Problem description:
Scan the records below for the word "title" and give only the number of lines that hold it.

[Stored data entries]
** begin **
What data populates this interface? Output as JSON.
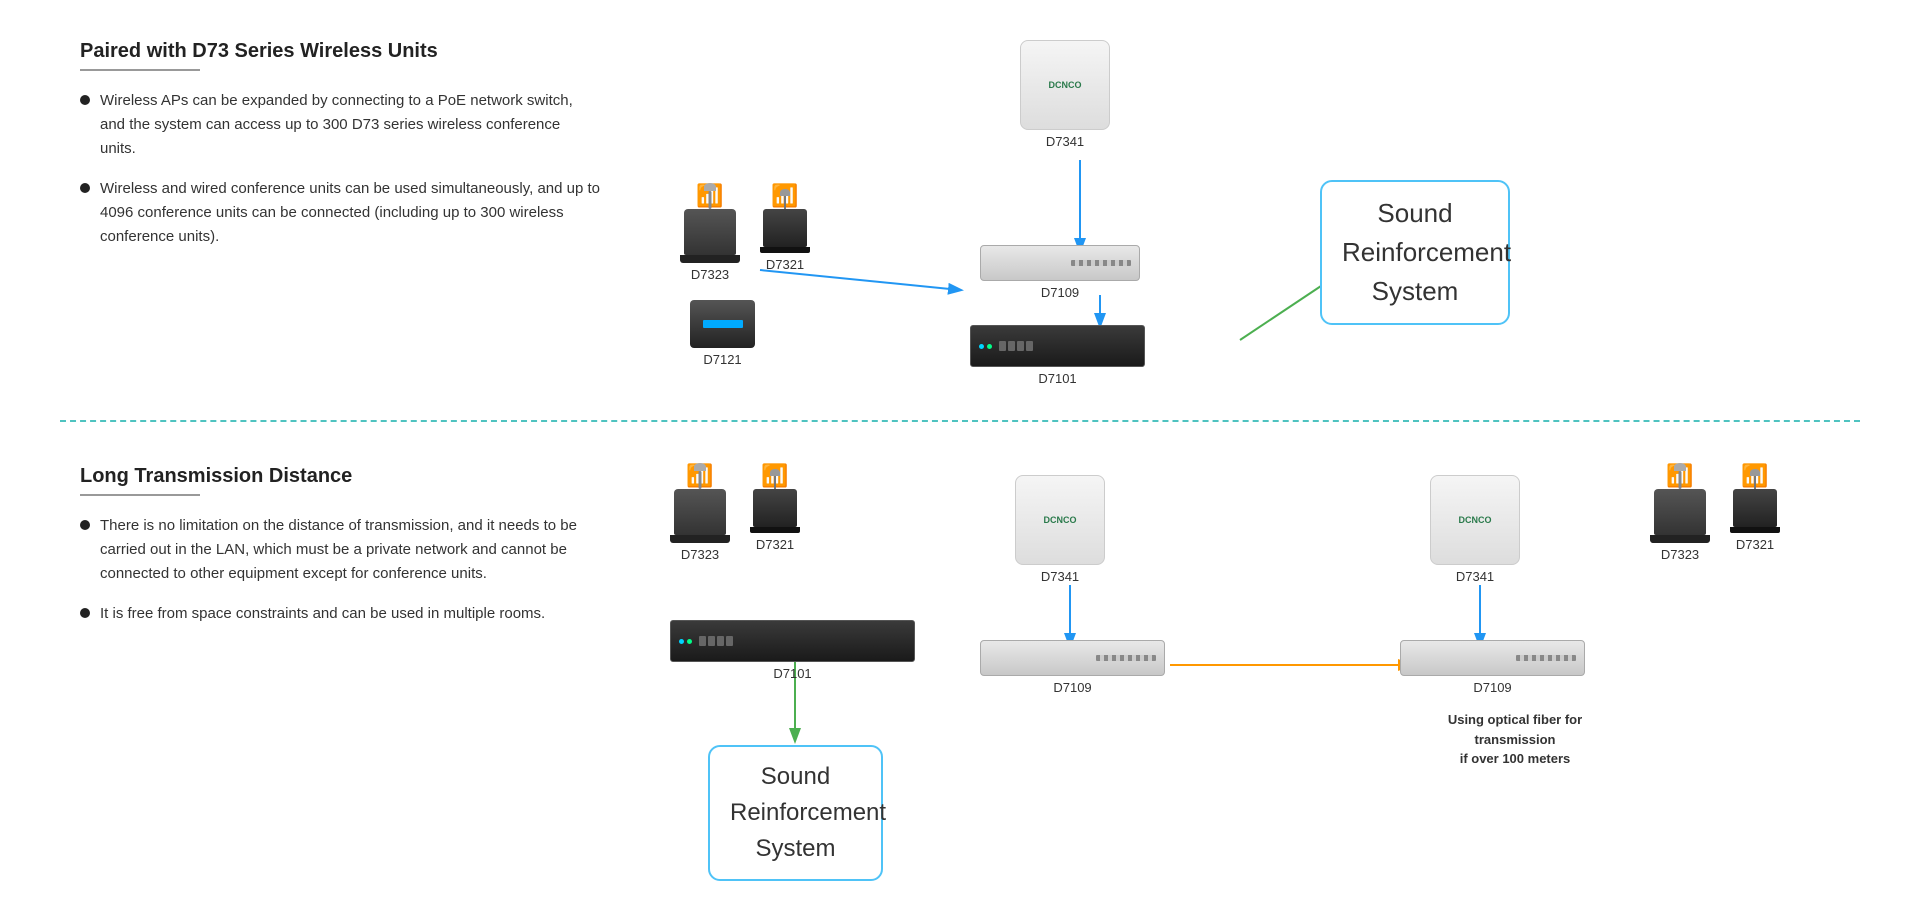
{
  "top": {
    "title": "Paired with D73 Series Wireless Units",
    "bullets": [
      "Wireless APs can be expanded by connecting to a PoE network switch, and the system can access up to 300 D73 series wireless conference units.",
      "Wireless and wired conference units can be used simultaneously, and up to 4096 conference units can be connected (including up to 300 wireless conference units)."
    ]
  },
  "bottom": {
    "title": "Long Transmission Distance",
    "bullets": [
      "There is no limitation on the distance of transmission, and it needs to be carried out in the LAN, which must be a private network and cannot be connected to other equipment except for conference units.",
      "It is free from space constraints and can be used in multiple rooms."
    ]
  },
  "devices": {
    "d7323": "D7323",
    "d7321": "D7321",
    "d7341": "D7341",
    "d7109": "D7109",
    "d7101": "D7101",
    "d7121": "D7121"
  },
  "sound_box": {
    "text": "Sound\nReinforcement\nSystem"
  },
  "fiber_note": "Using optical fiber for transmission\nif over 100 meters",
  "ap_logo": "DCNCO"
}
** end **
Written reply:
2